= What the task asks =
Please copy every line of the records below that holds the word "فارس".

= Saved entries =
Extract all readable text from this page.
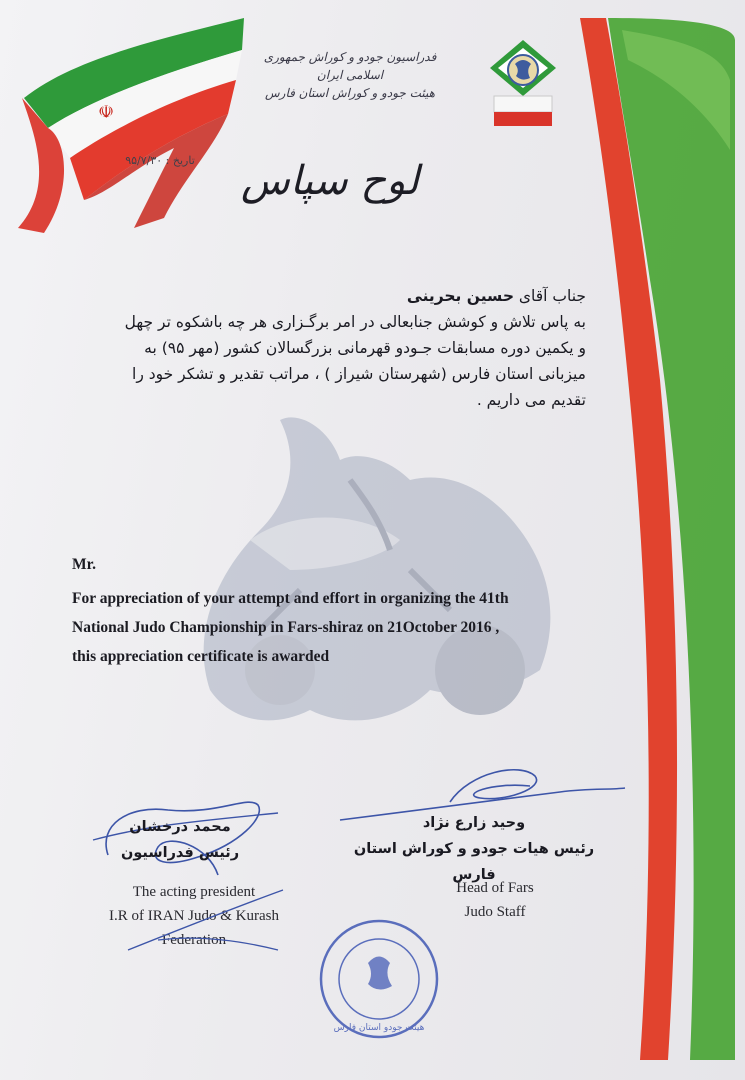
☫
فدراسیون جودو و کوراش جمهوری اسلامی ایران
هیئت جودو و کوراش استان فارس
تاریخ : ۹۵/۷/۳۰	لوح سپاس
جناب آقای حسین بحرینی
به پاس تلاش و کوشش جنابعالی در امر برگـزاری هر چه باشکوه تر چهل
و یکمین دوره مسابقات جـودو قهرمانی بزرگسالان کشور (مهر ۹۵) به
میزبانی استان فارس (شهرستان شیراز ) ، مراتب تقدیر و تشکر خود را
تقدیم می داریم .
Mr.
For appreciation of your attempt and effort in organizing the 41th
National Judo Championship in Fars-shiraz on 21October 2016 ,
this appreciation certificate is awarded
وحید زارع نژاد
رئیس هیات جودو و کوراش استان فارس
محمد درخشان
رئیس فدراسیون
The acting president
I.R of IRAN Judo & Kurash
Federation
Head of Fars
Judo Staff
هیئت جودو استان فارس
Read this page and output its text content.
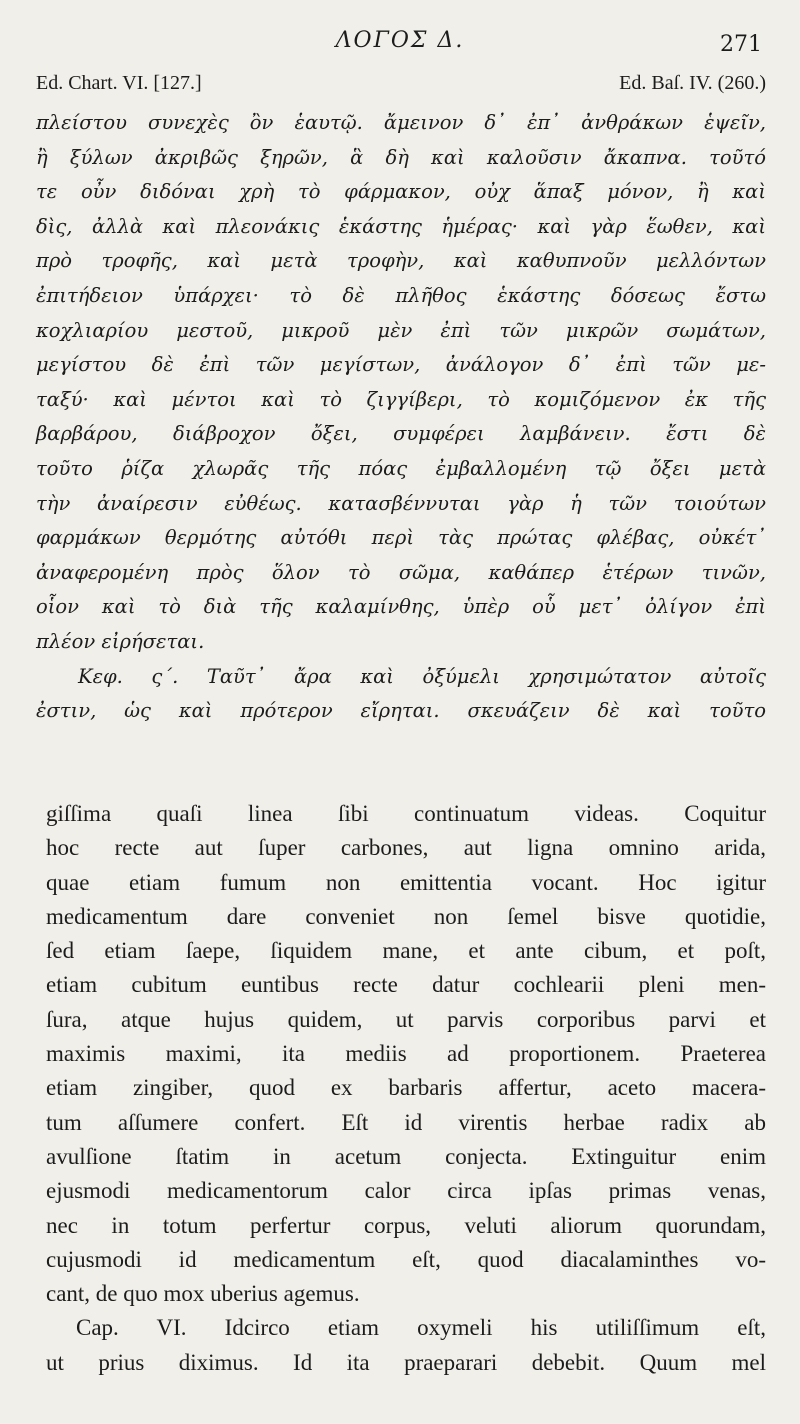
ΛΟΓΟΣ Δ.	271
Ed. Chart. VI. [127.]	Ed. Baſ. IV. (260.)
πλείστου συνεχὲς ὂν ἑαυτῷ. ἄμεινον δ᾽ ἐπ᾽ ἀνθράκων ἑψεῖν,
ἢ ξύλων ἀκριβῶς ξηρῶν, ἃ δὴ καὶ καλοῦσιν ἄκαπνα. τοῦτό
τε οὖν διδόναι χρὴ τὸ φάρμακον, οὐχ ἅπαξ μόνον, ἢ καὶ
δὶς, ἀλλὰ καὶ πλεονάκις ἑκάστης ἡμέρας· καὶ γὰρ ἕωθεν, καὶ
πρὸ τροφῆς, καὶ μετὰ τροφὴν, καὶ καθυπνοῦν μελλόντων
ἐπιτήδειον ὑπάρχει· τὸ δὲ πλῆθος ἑκάστης δόσεως ἔστω
κοχλιαρίου μεστοῦ, μικροῦ μὲν ἐπὶ τῶν μικρῶν σωμάτων,
μεγίστου δὲ ἐπὶ τῶν μεγίστων, ἀνάλογον δ᾽ ἐπὶ τῶν με-
ταξύ· καὶ μέντοι καὶ τὸ ζιγγίβερι, τὸ κομιζόμενον ἐκ τῆς
βαρβάρου, διάβροχον ὄξει, συμφέρει λαμβάνειν. ἔστι δὲ
τοῦτο ῥίζα χλωρᾶς τῆς πόας ἐμβαλλομένη τῷ ὄξει μετὰ
τὴν ἀναίρεσιν εὐθέως. κατασβέννυται γὰρ ἡ τῶν τοιούτων
φαρμάκων θερμότης αὐτόθι περὶ τὰς πρώτας φλέβας, οὐκέτ᾽
ἀναφερομένη πρὸς ὅλον τὸ σῶμα, καθάπερ ἑτέρων τινῶν,
οἷον καὶ τὸ διὰ τῆς καλαμίνθης, ὑπὲρ οὗ μετ᾽ ὀλίγον ἐπὶ
πλέον εἰρήσεται.
Κεφ. ς΄. Ταῦτ᾽ ἄρα καὶ ὀξύμελι χρησιμώτατον αὐτοῖς
ἐστιν, ὡς καὶ πρότερον εἴρηται. σκευάζειν δὲ καὶ τοῦτο
giſſima quaſi linea ſibi continuatum videas. Coquitur
hoc recte aut ſuper carbones, aut ligna omnino arida,
quae etiam fumum non emittentia vocant. Hoc igitur
medicamentum dare conveniet non ſemel bisve quotidie,
ſed etiam ſaepe, ſiquidem mane, et ante cibum, et poſt,
etiam cubitum euntibus recte datur cochlearii pleni men-
ſura, atque hujus quidem, ut parvis corporibus parvi et
maximis maximi, ita mediis ad proportionem. Praeterea
etiam zingiber, quod ex barbaris affertur, aceto macera-
tum aſſumere confert. Eſt id virentis herbae radix ab
avulſione ſtatim in acetum conjecta. Extinguitur enim
ejusmodi medicamentorum calor circa ipſas primas venas,
nec in totum perfertur corpus, veluti aliorum quorundam,
cujusmodi id medicamentum eſt, quod diacalaminthes vo-
cant, de quo mox uberius agemus.
Cap. VI. Idcirco etiam oxymeli his utiliſſimum eſt,
ut prius diximus. Id ita praeparari debebit. Quum mel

= Written answer =
هیئت جودو و کوراش استان فارس
میزبانی استان فارس (شهرستان شیراز ) ، مراتب تقدیر و تشکر خود را
رئیس هیات جودو و کوراش استان فارس
هیئت جودو استان فارس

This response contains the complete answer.